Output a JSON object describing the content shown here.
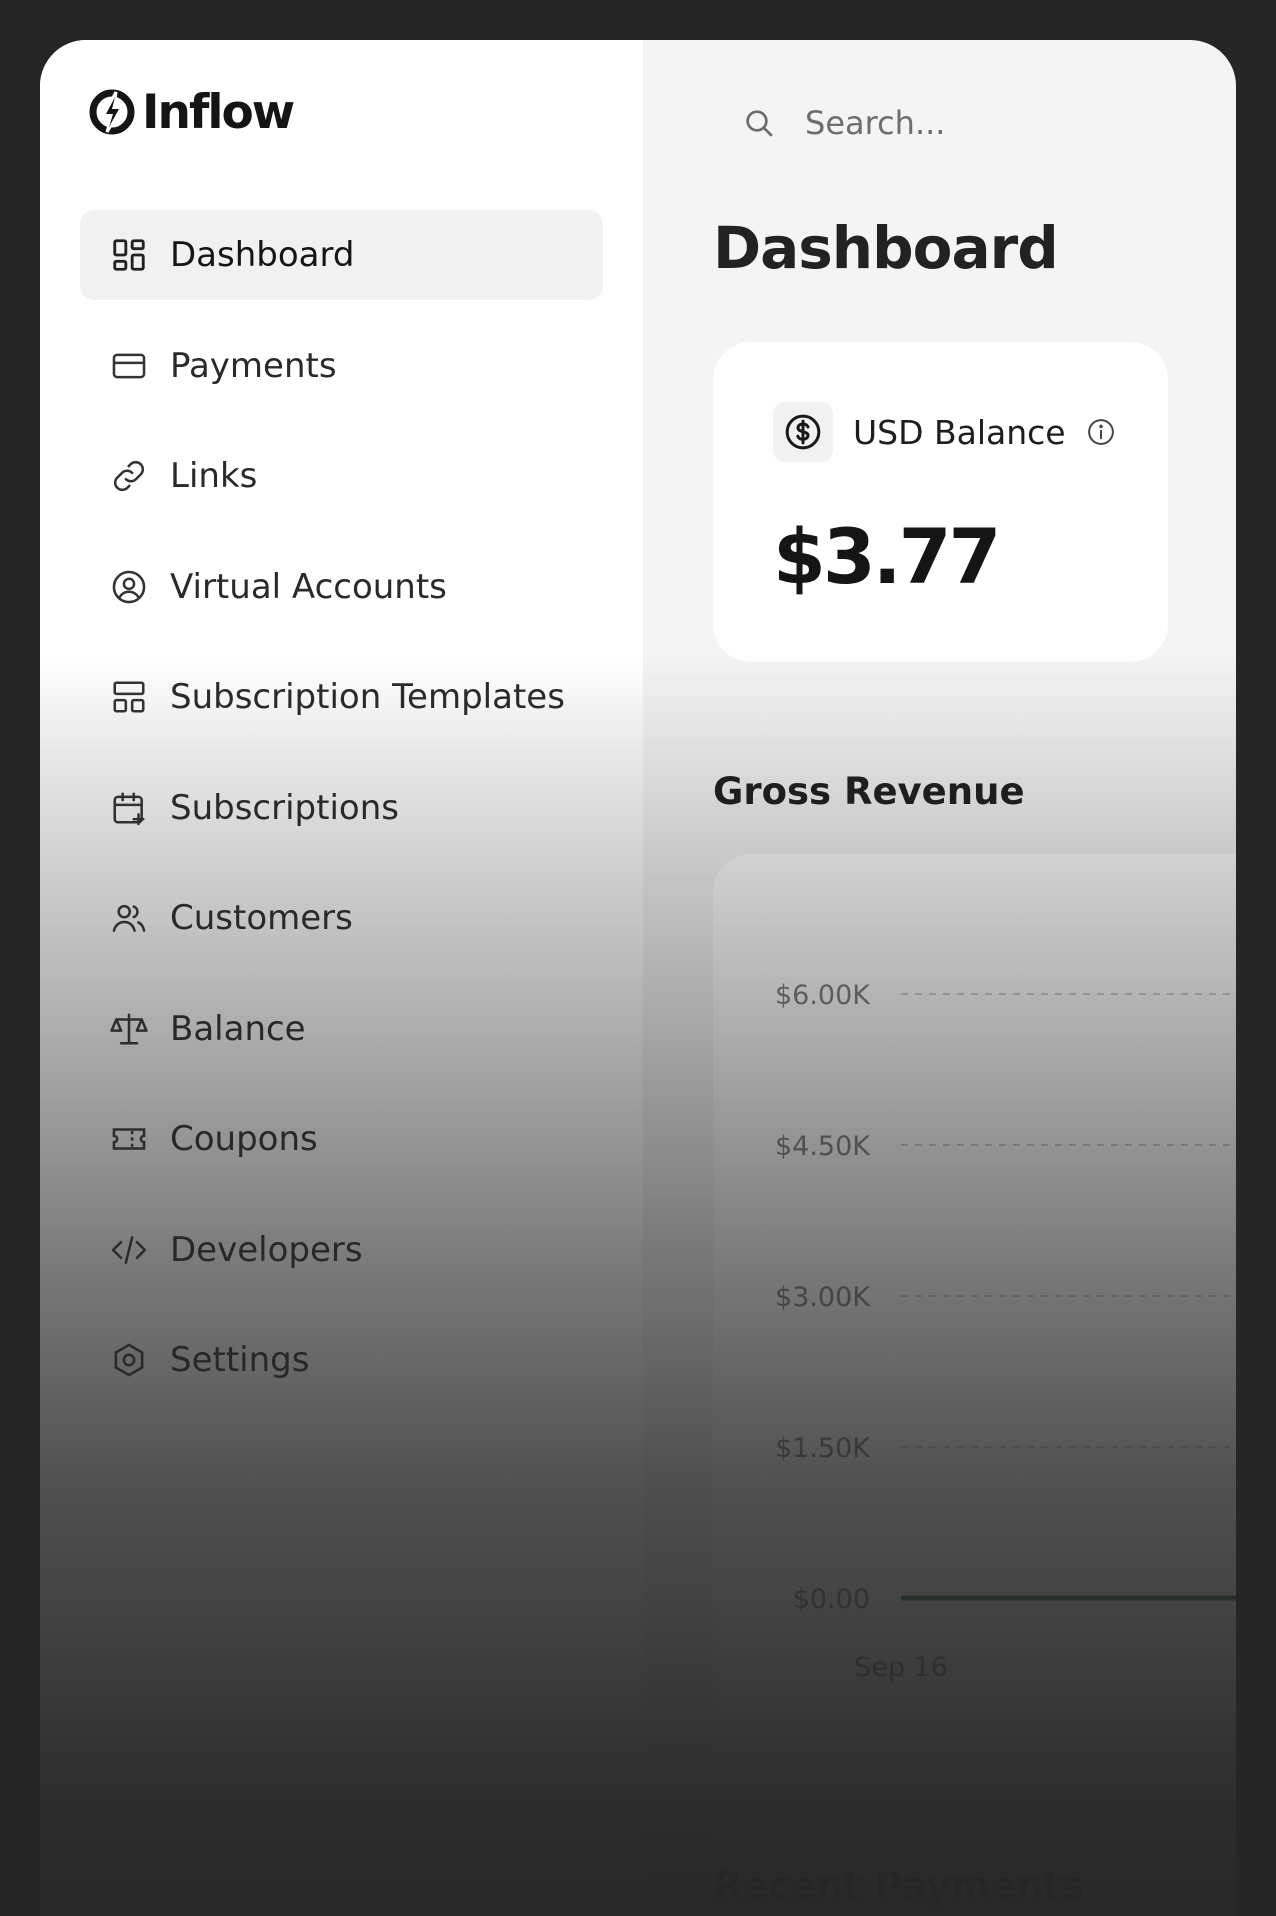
{
  "app": {
    "brand": "Inflow",
    "accent_color": "#2e6b3a"
  },
  "sidebar": {
    "items": [
      {
        "label": "Dashboard",
        "icon": "dashboard-grid-icon",
        "active": true
      },
      {
        "label": "Payments",
        "icon": "credit-card-icon",
        "active": false
      },
      {
        "label": "Links",
        "icon": "link-icon",
        "active": false
      },
      {
        "label": "Virtual Accounts",
        "icon": "user-circle-icon",
        "active": false
      },
      {
        "label": "Subscription Templates",
        "icon": "template-layout-icon",
        "active": false
      },
      {
        "label": "Subscriptions",
        "icon": "calendar-plus-icon",
        "active": false
      },
      {
        "label": "Customers",
        "icon": "users-icon",
        "active": false
      },
      {
        "label": "Balance",
        "icon": "scale-icon",
        "active": false
      },
      {
        "label": "Coupons",
        "icon": "ticket-icon",
        "active": false
      },
      {
        "label": "Developers",
        "icon": "code-icon",
        "active": false
      },
      {
        "label": "Settings",
        "icon": "gear-hexagon-icon",
        "active": false
      }
    ]
  },
  "header": {
    "search_placeholder": "Search..."
  },
  "main": {
    "title": "Dashboard",
    "balance_card": {
      "label": "USD Balance",
      "amount": "$3.77",
      "icon": "dollar-coin-icon",
      "info_icon": "info-icon"
    },
    "gross_revenue_title": "Gross Revenue",
    "recent_payments_title": "Recent Payments"
  },
  "chart_data": {
    "type": "line",
    "title": "Gross Revenue",
    "x": [
      "Sep 16"
    ],
    "series": [
      {
        "values": [
          0
        ]
      }
    ],
    "y_tick_labels": [
      "$6.00K",
      "$4.50K",
      "$3.00K",
      "$1.50K",
      "$0.00"
    ],
    "y_ticks": [
      6000,
      4500,
      3000,
      1500,
      0
    ],
    "ylim": [
      0,
      6000
    ],
    "grid": true,
    "line_color": "#2e6b3a"
  }
}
----------
Filter the entries above down to the lines containing the word "Gross".

    "gross_revenue_title": "Gross Revenue",
    "title": "Gross Revenue",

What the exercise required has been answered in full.